>> begin

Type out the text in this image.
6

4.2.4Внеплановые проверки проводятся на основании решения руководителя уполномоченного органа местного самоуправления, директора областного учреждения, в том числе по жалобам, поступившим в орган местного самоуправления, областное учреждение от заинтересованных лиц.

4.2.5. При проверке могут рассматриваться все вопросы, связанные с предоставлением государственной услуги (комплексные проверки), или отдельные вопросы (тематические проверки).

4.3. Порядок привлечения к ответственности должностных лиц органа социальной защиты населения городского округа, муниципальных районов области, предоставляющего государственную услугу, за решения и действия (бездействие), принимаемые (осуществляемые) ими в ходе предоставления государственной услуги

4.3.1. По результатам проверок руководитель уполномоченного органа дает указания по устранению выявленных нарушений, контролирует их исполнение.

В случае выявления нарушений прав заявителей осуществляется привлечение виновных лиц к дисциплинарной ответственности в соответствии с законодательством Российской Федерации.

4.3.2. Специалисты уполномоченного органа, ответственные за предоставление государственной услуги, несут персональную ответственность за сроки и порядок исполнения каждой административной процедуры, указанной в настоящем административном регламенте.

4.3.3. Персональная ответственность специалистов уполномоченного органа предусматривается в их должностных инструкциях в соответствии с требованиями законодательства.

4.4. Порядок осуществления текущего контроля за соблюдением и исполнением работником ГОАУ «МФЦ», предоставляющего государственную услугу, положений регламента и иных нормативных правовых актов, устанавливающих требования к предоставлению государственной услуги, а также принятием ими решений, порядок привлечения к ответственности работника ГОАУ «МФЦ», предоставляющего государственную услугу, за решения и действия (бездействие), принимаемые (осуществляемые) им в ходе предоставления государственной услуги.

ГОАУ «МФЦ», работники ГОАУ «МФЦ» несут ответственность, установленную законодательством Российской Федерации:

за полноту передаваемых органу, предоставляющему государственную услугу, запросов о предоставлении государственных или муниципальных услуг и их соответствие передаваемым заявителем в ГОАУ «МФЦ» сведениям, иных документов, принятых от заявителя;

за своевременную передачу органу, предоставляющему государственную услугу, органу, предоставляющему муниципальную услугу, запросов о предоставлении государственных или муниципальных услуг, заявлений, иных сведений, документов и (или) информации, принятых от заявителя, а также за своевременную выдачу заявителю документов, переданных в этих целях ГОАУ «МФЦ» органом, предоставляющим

>> end

Reply with nothing except the number of lines in the listing above that include the string "должностных".

• Result of the exercise
2